> **Request**: Are you able to quote each entry exactly as written?

-=-=-=-=-

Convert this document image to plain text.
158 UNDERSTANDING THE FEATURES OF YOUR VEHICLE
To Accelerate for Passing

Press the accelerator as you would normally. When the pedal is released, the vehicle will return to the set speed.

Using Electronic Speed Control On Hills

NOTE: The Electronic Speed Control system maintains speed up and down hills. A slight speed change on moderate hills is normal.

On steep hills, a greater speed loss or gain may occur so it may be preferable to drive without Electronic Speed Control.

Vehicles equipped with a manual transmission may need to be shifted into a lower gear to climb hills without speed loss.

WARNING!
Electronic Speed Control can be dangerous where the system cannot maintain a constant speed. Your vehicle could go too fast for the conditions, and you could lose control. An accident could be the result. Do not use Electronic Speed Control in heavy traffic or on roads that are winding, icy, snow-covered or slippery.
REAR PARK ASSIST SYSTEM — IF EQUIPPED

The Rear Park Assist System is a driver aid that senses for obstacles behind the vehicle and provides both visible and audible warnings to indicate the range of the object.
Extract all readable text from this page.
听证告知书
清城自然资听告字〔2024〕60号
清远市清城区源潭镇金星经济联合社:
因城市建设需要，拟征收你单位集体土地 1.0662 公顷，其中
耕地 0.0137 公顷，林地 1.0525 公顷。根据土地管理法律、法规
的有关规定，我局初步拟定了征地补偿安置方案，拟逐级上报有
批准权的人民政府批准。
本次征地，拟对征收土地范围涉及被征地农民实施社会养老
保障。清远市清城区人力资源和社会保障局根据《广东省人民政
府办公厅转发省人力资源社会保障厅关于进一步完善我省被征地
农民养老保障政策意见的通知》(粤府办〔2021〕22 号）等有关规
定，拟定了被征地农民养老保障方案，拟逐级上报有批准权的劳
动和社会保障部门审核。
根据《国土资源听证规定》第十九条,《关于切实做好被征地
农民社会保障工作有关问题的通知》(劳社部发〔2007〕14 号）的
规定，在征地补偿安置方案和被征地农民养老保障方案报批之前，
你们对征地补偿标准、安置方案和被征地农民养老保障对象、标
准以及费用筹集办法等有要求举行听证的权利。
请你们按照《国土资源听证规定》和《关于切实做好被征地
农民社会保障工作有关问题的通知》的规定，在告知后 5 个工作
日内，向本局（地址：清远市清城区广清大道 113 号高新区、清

-=-=-=-=-

> **Solution**:
Convert this document image to plain text.
158 UNDERSTANDING THE FEATURES OF YOUR VEHICLE
To Accelerate for Passing

Press the accelerator as you would normally. When the pedal is released, the vehicle will return to the set speed.

Using Electronic Speed Control On Hills

NOTE: The Electronic Speed Control system maintains speed up and down hills. A slight speed change on moderate hills is normal.

On steep hills, a greater speed loss or gain may occur so it may be preferable to drive without Electronic Speed Control.

Vehicles equipped with a manual transmission may need to be shifted into a lower gear to climb hills without speed loss.

WARNING!
Electronic Speed Control can be dangerous where the system cannot maintain a constant speed. Your vehicle could go too fast for the conditions, and you could lose control. An accident could be the result. Do not use Electronic Speed Control in heavy traffic or on roads that are winding, icy, snow-covered or slippery.
REAR PARK ASSIST SYSTEM — IF EQUIPPED

The Rear Park Assist System is a driver aid that senses for obstacles behind the vehicle and provides both visible and audible warnings to indicate the range of the object.
Extract all readable text from this page.
听证告知书
清城自然资听告字〔2024〕60号
清远市清城区源潭镇金星经济联合社:
因城市建设需要，拟征收你单位集体土地 1.0662 公顷，其中
耕地 0.0137 公顷，林地 1.0525 公顷。根据土地管理法律、法规
的有关规定，我局初步拟定了征地补偿安置方案，拟逐级上报有
批准权的人民政府批准。
本次征地，拟对征收土地范围涉及被征地农民实施社会养老
保障。清远市清城区人力资源和社会保障局根据《广东省人民政
府办公厅转发省人力资源社会保障厅关于进一步完善我省被征地
农民养老保障政策意见的通知》(粤府办〔2021〕22 号）等有关规
定，拟定了被征地农民养老保障方案，拟逐级上报有批准权的劳
动和社会保障部门审核。
根据《国土资源听证规定》第十九条,《关于切实做好被征地
农民社会保障工作有关问题的通知》(劳社部发〔2007〕14 号）的
规定，在征地补偿安置方案和被征地农民养老保障方案报批之前，
你们对征地补偿标准、安置方案和被征地农民养老保障对象、标
准以及费用筹集办法等有要求举行听证的权利。
请你们按照《国土资源听证规定》和《关于切实做好被征地
农民社会保障工作有关问题的通知》的规定，在告知后 5 个工作
日内，向本局（地址：清远市清城区广清大道 113 号高新区、清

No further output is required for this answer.